#### [The exercise]
Print the data exactly as it is given, please.

── Records for the task ──

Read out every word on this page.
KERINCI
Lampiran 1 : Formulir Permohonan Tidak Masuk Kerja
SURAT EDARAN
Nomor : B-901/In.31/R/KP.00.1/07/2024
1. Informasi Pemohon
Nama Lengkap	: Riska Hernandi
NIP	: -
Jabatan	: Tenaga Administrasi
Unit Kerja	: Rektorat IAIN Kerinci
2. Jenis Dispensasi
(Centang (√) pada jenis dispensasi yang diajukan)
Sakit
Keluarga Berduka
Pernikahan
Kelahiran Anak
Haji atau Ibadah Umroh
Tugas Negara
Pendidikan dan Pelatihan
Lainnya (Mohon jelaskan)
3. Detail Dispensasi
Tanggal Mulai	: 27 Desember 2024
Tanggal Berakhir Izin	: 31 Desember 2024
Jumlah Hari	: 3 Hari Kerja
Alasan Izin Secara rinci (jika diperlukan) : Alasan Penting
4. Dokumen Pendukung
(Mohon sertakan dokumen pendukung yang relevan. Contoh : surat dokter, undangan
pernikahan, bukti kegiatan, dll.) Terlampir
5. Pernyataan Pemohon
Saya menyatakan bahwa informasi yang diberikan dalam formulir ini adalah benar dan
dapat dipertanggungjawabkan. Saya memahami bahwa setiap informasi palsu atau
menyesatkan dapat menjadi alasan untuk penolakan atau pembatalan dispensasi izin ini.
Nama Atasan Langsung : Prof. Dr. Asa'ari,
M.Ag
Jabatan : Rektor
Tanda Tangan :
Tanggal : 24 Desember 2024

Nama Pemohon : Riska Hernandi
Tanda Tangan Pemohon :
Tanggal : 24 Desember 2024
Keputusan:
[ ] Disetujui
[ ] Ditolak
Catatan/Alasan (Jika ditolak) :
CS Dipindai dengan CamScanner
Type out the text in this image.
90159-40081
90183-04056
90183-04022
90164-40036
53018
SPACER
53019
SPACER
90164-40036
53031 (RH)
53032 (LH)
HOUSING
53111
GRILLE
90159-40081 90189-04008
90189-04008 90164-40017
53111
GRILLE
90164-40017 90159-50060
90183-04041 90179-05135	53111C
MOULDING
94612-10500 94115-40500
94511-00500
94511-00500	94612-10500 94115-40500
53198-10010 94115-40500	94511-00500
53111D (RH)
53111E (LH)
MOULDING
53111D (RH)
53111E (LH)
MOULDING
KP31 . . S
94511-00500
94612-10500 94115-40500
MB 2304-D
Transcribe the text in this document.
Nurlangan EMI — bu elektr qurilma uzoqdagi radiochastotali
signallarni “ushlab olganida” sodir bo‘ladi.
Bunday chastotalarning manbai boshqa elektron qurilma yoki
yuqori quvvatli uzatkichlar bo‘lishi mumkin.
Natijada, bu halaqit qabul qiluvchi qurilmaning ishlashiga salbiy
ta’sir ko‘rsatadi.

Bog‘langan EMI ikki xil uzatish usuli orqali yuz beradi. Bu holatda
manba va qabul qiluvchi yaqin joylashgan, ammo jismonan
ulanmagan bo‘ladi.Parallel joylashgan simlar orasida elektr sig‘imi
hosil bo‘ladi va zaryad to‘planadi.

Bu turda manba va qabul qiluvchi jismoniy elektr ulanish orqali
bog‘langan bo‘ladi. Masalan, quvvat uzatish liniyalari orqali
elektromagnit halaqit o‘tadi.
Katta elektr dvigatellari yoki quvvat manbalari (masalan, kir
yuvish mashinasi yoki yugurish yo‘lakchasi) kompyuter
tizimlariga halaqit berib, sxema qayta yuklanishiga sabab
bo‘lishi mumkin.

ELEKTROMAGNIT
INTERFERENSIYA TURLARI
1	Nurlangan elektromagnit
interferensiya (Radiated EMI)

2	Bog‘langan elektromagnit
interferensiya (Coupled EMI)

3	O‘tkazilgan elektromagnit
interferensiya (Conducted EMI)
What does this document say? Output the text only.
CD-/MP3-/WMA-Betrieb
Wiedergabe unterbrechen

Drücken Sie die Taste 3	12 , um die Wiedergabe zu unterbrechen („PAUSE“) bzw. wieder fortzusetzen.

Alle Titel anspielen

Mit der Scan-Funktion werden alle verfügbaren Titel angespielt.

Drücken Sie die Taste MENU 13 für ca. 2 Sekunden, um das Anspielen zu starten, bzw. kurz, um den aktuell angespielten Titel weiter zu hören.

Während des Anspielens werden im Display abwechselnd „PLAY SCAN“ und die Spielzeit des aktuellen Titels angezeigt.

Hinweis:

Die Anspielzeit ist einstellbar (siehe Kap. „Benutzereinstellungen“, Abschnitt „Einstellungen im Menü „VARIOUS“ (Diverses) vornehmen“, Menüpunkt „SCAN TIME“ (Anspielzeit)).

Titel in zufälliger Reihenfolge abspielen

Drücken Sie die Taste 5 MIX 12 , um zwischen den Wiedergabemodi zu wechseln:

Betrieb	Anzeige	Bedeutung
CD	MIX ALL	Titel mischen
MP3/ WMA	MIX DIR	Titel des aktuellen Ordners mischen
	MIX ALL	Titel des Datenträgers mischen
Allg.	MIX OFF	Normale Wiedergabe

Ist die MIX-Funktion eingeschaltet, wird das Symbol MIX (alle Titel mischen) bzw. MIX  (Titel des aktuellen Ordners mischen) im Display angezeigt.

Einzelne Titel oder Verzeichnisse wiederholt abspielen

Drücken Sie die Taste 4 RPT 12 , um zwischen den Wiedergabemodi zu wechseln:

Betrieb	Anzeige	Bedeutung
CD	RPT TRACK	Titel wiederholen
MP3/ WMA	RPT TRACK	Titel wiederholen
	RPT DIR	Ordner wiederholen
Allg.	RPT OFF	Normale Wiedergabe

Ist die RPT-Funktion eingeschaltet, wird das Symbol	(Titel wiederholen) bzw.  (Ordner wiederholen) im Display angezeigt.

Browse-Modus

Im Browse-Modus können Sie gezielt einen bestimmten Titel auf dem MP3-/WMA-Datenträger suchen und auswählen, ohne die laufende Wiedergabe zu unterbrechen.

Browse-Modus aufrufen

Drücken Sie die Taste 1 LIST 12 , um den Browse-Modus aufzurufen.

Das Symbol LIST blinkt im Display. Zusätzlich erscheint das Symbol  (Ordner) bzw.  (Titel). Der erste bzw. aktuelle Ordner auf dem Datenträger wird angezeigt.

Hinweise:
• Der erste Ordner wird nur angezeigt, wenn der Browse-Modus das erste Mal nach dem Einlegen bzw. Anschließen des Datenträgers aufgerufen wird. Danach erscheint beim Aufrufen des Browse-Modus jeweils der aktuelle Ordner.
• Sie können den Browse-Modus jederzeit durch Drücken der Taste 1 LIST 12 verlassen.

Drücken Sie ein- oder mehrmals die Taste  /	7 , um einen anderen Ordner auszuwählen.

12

───

#### [Output of the exercise]
Read out every word on this page.
KERINCI
Lampiran 1 : Formulir Permohonan Tidak Masuk Kerja
SURAT EDARAN
Nomor : B-901/In.31/R/KP.00.1/07/2024
1. Informasi Pemohon
Nama Lengkap	: Riska Hernandi
NIP	: -
Jabatan	: Tenaga Administrasi
Unit Kerja	: Rektorat IAIN Kerinci
2. Jenis Dispensasi
(Centang (√) pada jenis dispensasi yang diajukan)
Sakit
Keluarga Berduka
Pernikahan
Kelahiran Anak
Haji atau Ibadah Umroh
Tugas Negara
Pendidikan dan Pelatihan
Lainnya (Mohon jelaskan)
3. Detail Dispensasi
Tanggal Mulai	: 27 Desember 2024
Tanggal Berakhir Izin	: 31 Desember 2024
Jumlah Hari	: 3 Hari Kerja
Alasan Izin Secara rinci (jika diperlukan) : Alasan Penting
4. Dokumen Pendukung
(Mohon sertakan dokumen pendukung yang relevan. Contoh : surat dokter, undangan
pernikahan, bukti kegiatan, dll.) Terlampir
5. Pernyataan Pemohon
Saya menyatakan bahwa informasi yang diberikan dalam formulir ini adalah benar dan
dapat dipertanggungjawabkan. Saya memahami bahwa setiap informasi palsu atau
menyesatkan dapat menjadi alasan untuk penolakan atau pembatalan dispensasi izin ini.
Nama Atasan Langsung : Prof. Dr. Asa'ari,
M.Ag
Jabatan : Rektor
Tanda Tangan :
Tanggal : 24 Desember 2024

Nama Pemohon : Riska Hernandi
Tanda Tangan Pemohon :
Tanggal : 24 Desember 2024
Keputusan:
[ ] Disetujui
[ ] Ditolak
Catatan/Alasan (Jika ditolak) :
CS Dipindai dengan CamScanner
Type out the text in this image.
90159-40081
90183-04056
90183-04022
90164-40036
53018
SPACER
53019
SPACER
90164-40036
53031 (RH)
53032 (LH)
HOUSING
53111
GRILLE
90159-40081 90189-04008
90189-04008 90164-40017
53111
GRILLE
90164-40017 90159-50060
90183-04041 90179-05135	53111C
MOULDING
94612-10500 94115-40500
94511-00500
94511-00500	94612-10500 94115-40500
53198-10010 94115-40500	94511-00500
53111D (RH)
53111E (LH)
MOULDING
53111D (RH)
53111E (LH)
MOULDING
KP31 . . S
94511-00500
94612-10500 94115-40500
MB 2304-D
Transcribe the text in this document.
Nurlangan EMI — bu elektr qurilma uzoqdagi radiochastotali
signallarni “ushlab olganida” sodir bo‘ladi.
Bunday chastotalarning manbai boshqa elektron qurilma yoki
yuqori quvvatli uzatkichlar bo‘lishi mumkin.
Natijada, bu halaqit qabul qiluvchi qurilmaning ishlashiga salbiy
ta’sir ko‘rsatadi.

Bog‘langan EMI ikki xil uzatish usuli orqali yuz beradi. Bu holatda
manba va qabul qiluvchi yaqin joylashgan, ammo jismonan
ulanmagan bo‘ladi.Parallel joylashgan simlar orasida elektr sig‘imi
hosil bo‘ladi va zaryad to‘planadi.

Bu turda manba va qabul qiluvchi jismoniy elektr ulanish orqali
bog‘langan bo‘ladi. Masalan, quvvat uzatish liniyalari orqali
elektromagnit halaqit o‘tadi.
Katta elektr dvigatellari yoki quvvat manbalari (masalan, kir
yuvish mashinasi yoki yugurish yo‘lakchasi) kompyuter
tizimlariga halaqit berib, sxema qayta yuklanishiga sabab
bo‘lishi mumkin.

ELEKTROMAGNIT
INTERFERENSIYA TURLARI
1	Nurlangan elektromagnit
interferensiya (Radiated EMI)

2	Bog‘langan elektromagnit
interferensiya (Coupled EMI)

3	O‘tkazilgan elektromagnit
interferensiya (Conducted EMI)
What does this document say? Output the text only.
CD-/MP3-/WMA-Betrieb
Wiedergabe unterbrechen

Drücken Sie die Taste 3	12 , um die Wiedergabe zu unterbrechen („PAUSE“) bzw. wieder fortzusetzen.

Alle Titel anspielen

Mit der Scan-Funktion werden alle verfügbaren Titel angespielt.

Drücken Sie die Taste MENU 13 für ca. 2 Sekunden, um das Anspielen zu starten, bzw. kurz, um den aktuell angespielten Titel weiter zu hören.

Während des Anspielens werden im Display abwechselnd „PLAY SCAN“ und die Spielzeit des aktuellen Titels angezeigt.

Hinweis:

Die Anspielzeit ist einstellbar (siehe Kap. „Benutzereinstellungen“, Abschnitt „Einstellungen im Menü „VARIOUS“ (Diverses) vornehmen“, Menüpunkt „SCAN TIME“ (Anspielzeit)).

Titel in zufälliger Reihenfolge abspielen

Drücken Sie die Taste 5 MIX 12 , um zwischen den Wiedergabemodi zu wechseln:

Betrieb	Anzeige	Bedeutung
CD	MIX ALL	Titel mischen
MP3/ WMA	MIX DIR	Titel des aktuellen Ordners mischen
	MIX ALL	Titel des Datenträgers mischen
Allg.	MIX OFF	Normale Wiedergabe

Ist die MIX-Funktion eingeschaltet, wird das Symbol MIX (alle Titel mischen) bzw. MIX  (Titel des aktuellen Ordners mischen) im Display angezeigt.

Einzelne Titel oder Verzeichnisse wiederholt abspielen

Drücken Sie die Taste 4 RPT 12 , um zwischen den Wiedergabemodi zu wechseln:

Betrieb	Anzeige	Bedeutung
CD	RPT TRACK	Titel wiederholen
MP3/ WMA	RPT TRACK	Titel wiederholen
	RPT DIR	Ordner wiederholen
Allg.	RPT OFF	Normale Wiedergabe

Ist die RPT-Funktion eingeschaltet, wird das Symbol	(Titel wiederholen) bzw.  (Ordner wiederholen) im Display angezeigt.

Browse-Modus

Im Browse-Modus können Sie gezielt einen bestimmten Titel auf dem MP3-/WMA-Datenträger suchen und auswählen, ohne die laufende Wiedergabe zu unterbrechen.

Browse-Modus aufrufen

Drücken Sie die Taste 1 LIST 12 , um den Browse-Modus aufzurufen.

Das Symbol LIST blinkt im Display. Zusätzlich erscheint das Symbol  (Ordner) bzw.  (Titel). Der erste bzw. aktuelle Ordner auf dem Datenträger wird angezeigt.

Hinweise:
• Der erste Ordner wird nur angezeigt, wenn der Browse-Modus das erste Mal nach dem Einlegen bzw. Anschließen des Datenträgers aufgerufen wird. Danach erscheint beim Aufrufen des Browse-Modus jeweils der aktuelle Ordner.
• Sie können den Browse-Modus jederzeit durch Drücken der Taste 1 LIST 12 verlassen.

Drücken Sie ein- oder mehrmals die Taste  /	7 , um einen anderen Ordner auszuwählen.

12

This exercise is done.